[SUPPLIED TEXT]

:::

Rocketing right this very moment, meanwhile, is Brett (BRETT), 80th-largest digital asset, per CoinGecko, and which merely hours ago hit an all-time high of roughly 14 cents.
Brett was inspired by a character from the popular "Boy's Club" stoner comic about mutant slacker roommates. Brett's creator, Matt Furie, is best known for his Pepe the frog. Brett the blockchain project launched in February on Base, a layer-2 chain. BRETT the coin has a total supply capped at 10 billion and there is no mechanism for minting any more. While there was no pre-sale process in the name of fairness, skeptics about a month ago pounced on rumors that insiders had hoarded three-fourths of supply, causing BRETT to momentarily hit the skids.
Since March 1, BRETT, obviously still beloved by a community of kindred spirits at a time when memecoins are the rage, has gained a stunning 16,500%.
What's down
Crypto Rigid; SEC Chief Softens
Total crypto assets rose 0.5% in the past day. That's as of Thursday at 7:15 a.m. (EST). Large-cap coins are mostly unmoved.
A few are slightly down. For example, XRP shed 0.5% in the past day.
Surging Kaspa (KAS), 30th-largest coin, reached an ATH yesterday around this time. KAS hit $0.1916 but has since fallen 6%.
Turning to the regulatory front on this 80th anniversary of D-Day, SEC Chair Gary Gensler appears to be shifting his once combative crypto tone. Speaking to CNBC while attending an International Swaps and Derivatives Association (ISDA)/Securities Industry and Financial Markets Association (SIFMA) event, Gensler displayed curious nonchalance when asked about Ethereum ETFs, shrugging off drama around the approval process as if it were no biggie and not in any way a protracted battle that saw its tide suddenly turn.
"Ethereum had been traded on the Chicago Mercantile Exchange futures for three-plus years," Gensler said. "And the staff looked at that closely, and that was approved. Now, the underlying exchange traded products still need to go through a process to have the disclosure about that. And that’ll take some time, but they're working on that right now."
The head of the SEC “sped through an account of its ongoing approval process as if it were a casual matter," CoinDesk noted.
What's next
Have We Not Seen This Movie Before?

:::

[DATA FOR ANALYSIS]
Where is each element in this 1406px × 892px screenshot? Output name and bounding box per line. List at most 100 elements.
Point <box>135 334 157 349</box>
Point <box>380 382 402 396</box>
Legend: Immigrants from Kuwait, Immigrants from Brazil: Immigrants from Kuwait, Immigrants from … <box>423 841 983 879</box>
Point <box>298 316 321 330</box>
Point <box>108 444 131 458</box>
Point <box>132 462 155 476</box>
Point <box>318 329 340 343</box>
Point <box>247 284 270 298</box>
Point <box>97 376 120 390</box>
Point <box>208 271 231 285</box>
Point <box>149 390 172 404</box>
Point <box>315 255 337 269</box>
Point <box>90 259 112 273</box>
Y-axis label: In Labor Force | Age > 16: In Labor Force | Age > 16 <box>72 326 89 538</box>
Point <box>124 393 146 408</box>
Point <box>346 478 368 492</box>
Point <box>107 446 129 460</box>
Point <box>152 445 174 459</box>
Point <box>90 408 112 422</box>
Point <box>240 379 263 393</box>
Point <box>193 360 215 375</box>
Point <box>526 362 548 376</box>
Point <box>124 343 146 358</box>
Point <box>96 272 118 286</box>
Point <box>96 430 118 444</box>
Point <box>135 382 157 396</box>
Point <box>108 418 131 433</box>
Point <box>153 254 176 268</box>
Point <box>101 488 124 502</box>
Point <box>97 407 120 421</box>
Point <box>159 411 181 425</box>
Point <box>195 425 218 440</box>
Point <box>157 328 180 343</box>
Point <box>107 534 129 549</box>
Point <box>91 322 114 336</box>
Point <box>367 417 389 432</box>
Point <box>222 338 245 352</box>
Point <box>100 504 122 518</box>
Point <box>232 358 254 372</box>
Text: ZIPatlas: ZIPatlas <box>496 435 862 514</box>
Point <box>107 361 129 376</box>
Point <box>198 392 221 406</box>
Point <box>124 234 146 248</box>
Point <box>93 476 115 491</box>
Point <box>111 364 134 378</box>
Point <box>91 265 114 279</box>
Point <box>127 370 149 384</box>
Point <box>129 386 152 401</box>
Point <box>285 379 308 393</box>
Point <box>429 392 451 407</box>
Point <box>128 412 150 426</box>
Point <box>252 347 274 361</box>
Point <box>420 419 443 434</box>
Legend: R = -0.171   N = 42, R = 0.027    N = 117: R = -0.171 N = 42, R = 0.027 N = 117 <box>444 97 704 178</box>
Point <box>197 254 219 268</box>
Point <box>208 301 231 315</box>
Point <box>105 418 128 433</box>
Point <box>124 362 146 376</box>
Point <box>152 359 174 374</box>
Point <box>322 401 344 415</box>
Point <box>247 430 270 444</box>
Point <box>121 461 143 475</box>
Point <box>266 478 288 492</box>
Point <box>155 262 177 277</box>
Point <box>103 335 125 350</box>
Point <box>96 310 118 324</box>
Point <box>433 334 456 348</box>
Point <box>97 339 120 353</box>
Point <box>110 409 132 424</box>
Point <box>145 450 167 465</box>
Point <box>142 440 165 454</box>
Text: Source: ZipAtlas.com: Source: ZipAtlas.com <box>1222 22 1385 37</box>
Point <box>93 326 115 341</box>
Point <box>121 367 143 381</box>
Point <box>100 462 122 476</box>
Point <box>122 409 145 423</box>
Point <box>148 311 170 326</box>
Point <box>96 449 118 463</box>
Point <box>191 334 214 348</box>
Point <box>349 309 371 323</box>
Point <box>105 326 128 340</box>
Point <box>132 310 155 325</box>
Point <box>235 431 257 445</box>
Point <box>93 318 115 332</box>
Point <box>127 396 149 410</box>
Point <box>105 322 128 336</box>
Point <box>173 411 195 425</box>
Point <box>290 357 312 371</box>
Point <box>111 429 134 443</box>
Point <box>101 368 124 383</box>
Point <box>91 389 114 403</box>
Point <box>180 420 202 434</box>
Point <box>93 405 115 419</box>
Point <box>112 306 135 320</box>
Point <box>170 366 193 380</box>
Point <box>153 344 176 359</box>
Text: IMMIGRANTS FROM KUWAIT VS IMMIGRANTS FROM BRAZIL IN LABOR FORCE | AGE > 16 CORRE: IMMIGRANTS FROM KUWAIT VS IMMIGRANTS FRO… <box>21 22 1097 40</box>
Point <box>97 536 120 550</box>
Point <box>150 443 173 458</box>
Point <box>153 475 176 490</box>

:::

[TASKS AND EXERCISES]
A. Say whether each statement agrees with the crypto report, answering yes or no and quoting the words that decide it: (i) BRETT's total supply is capped at 10 billion; (ii) Brett launched on Base in March; (iii) XRP gained 0.5% in the past day.
B. Repeat word for word the stretch of the crypto report from "Brett was inspired" through "hit the skids.".
The material placed after the crypto report is separate from it.

[ANSWERS TO THE TASKS]
A.
(i) Yes: "BRETT the coin has a total supply capped at 10 billion"
(ii) No: "Brett the blockchain project launched in February on Base"
(iii) No: "XRP shed 0.5% in the past day."

B.
Brett was inspired by a character from the popular "Boy's Club" stoner comic about mutant slacker roommates. Brett's creator, Matt Furie, is best known for his Pepe the frog. Brett the blockchain project launched in February on Base, a layer-2 chain. BRETT the coin has a total supply capped at 10 billion and there is no mechanism for minting any more. While there was no pre-sale process in the name of fairness, skeptics about a month ago pounced on rumors that insiders had hoarded three-fourths of supply, causing BRETT to momentarily hit the skids.